§ BLOC DE TEXTE
■ ■ ■ ■ ■

En effet, face à des infractions particulièrement complexes et/ou transfrontalières, les auteurs restent parfois non identifiés (exemple : escroquerie sur internet ; vol mettant en cause des personnes en fuite à l'étranger).


Un classement sans suite pour "auteurs non identifiés" ou "infraction insuffisamment caractérisée" est souvent rendu quelques mois après le dépôt de plainte à la gendarmerie.

Sans conseil avisé en procédure pénale ou sans assurance indemnisant le préjudice, il sera très compliqué, voir impossible, d'obtenir une indemnisation. 

Pourtant, même pour des atteintes aux biens (relevant souvent de la matière délictuelle), il est tout à fait possible de saisir un juge d'instruction en application de l'article 85 du code de procédure pénale.


Il convient à ce titre d'être particulièrement attentif aux exigences posées à l'alinéa 2 de l'article 85 du code de procédure pénale : 

"Toute personne qui se prétend lésée par un crime ou un délit peut en portant plainte se constituer partie civile devant le juge d'instruction compétent en application des dispositions des articles 52, 52-1 et 706-42.

 

Toutefois, la plainte avec constitution de partie civile n'est recevable qu'à condition que la personne justifie soit que le procureur de la République lui a fait connaître, à la suite d'une plainte déposée devant lui ou un service de police judiciaire, qu'il n'engagera pas lui-même des poursuites, soit qu'un délai de trois mois s'est écoulé depuis qu'elle a déposé plainte devant ce magistrat, contre récépissé ou par lettre recommandée avec demande d'avis de réception, ou depuis qu'elle a adressé, selon les mêmes modalités, copie à ce magistrat de sa plainte déposée devant un service de police judiciaire. Cette condition de recevabilité n'est pas requise s'il s'agit d'un crime ou s'il s'agit d'un délit prévu par la loi du 29 juillet 1881 sur la liberté de la presse ou par les articles L. 86, L. 87L. 91 à L. 100L. 102 à L. 104L. 106 à L. 108 et L. 113 du code électoral."

Ainsi, la plainte devant le doyen des juges d'instruction en matière délictuelle est possible uniquement après un classement sans suite ou l'absence de réponse passé l'expiration d'un délai de 3 mois à compter de la plainte simple déposée entre les mains du procureur de la république ou de la plainte déposée en gendarmerie et transmise au procureur.

■ ■ ■ ■ ■

§ SEGMENT DE DONNÉES
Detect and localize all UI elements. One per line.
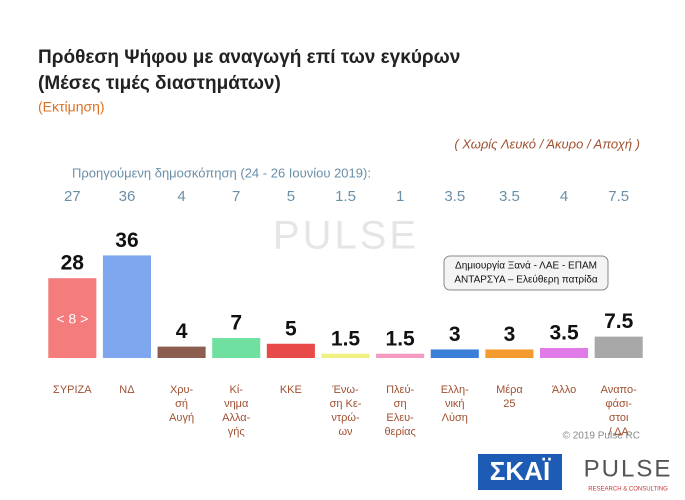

■ ■ ■ ■ ■

§ CE QUI EST DEMANDÉ
1. D'après le texte sur la plainte avec constitution de partie civile, quel délai doit s'être écoulé depuis le dépôt de plainte devant le procureur de la République pour que cette plainte soit recevable ?
2. Dans le texte sur la plainte avec constitution de partie civile, relevez tous les articles auxquels renvoie l'alinéa cité pour déterminer le juge d'instruction compétent.
3. Recopiez fidèlement le passage du texte sur la plainte avec constitution de partie civile en commençant par "En effet, face" et en terminant par "de procédure pénale.".

§ RÉPONSES
1. Un délai de trois mois.

2. Les articles 52, 52-1 et 706-42.

3.
En effet, face à des infractions particulièrement complexes et/ou transfrontalières, les auteurs restent parfois non identifiés (exemple : escroquerie sur internet ; vol mettant en cause des personnes en fuite à l'étranger).


Un classement sans suite pour "auteurs non identifiés" ou "infraction insuffisamment caractérisée" est souvent rendu quelques mois après le dépôt de plainte à la gendarmerie.

Sans conseil avisé en procédure pénale ou sans assurance indemnisant le préjudice, il sera très compliqué, voir impossible, d'obtenir une indemnisation. 

Pourtant, même pour des atteintes aux biens (relevant souvent de la matière délictuelle), il est tout à fait possible de saisir un juge d'instruction en application de l'article 85 du code de procédure pénale.